Stored records
__________

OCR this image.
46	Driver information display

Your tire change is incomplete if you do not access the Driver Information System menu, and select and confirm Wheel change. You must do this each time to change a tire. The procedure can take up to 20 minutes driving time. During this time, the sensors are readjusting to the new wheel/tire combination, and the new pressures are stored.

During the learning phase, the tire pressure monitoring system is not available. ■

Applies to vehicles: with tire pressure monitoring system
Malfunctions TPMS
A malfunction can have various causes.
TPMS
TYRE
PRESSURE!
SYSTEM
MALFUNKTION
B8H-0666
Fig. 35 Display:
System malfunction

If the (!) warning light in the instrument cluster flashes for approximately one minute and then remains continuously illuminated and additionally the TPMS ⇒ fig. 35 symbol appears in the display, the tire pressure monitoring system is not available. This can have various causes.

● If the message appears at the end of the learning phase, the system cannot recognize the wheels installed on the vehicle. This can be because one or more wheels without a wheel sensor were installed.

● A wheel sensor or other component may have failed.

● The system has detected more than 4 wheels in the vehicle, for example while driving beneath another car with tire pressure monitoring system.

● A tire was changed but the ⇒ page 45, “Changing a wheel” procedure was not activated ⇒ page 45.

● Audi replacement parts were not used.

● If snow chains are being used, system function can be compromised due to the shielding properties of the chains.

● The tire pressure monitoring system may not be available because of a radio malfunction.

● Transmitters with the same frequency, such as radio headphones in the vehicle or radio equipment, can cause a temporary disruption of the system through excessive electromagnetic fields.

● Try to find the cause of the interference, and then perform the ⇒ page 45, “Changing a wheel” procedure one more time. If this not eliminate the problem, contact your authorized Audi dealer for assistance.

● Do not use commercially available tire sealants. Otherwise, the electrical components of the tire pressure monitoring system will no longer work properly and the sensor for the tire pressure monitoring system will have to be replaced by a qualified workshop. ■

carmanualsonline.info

__________

● Requirements:
Pick out every line with the string "procedure" and copy it.

● Full response:
Your tire change is incomplete if you do not access the Driver Information System menu, and select and confirm Wheel change. You must do this each time to change a tire. The procedure can take up to 20 minutes driving time. During this time, the sensors are readjusting to the new wheel/tire combination, and the new pressures are stored.
● A tire was changed but the ⇒ page 45, “Changing a wheel” procedure was not activated ⇒ page 45.
● Try to find the cause of the interference, and then perform the ⇒ page 45, “Changing a wheel” procedure one more time. If this not eliminate the problem, contact your authorized Audi dealer for assistance.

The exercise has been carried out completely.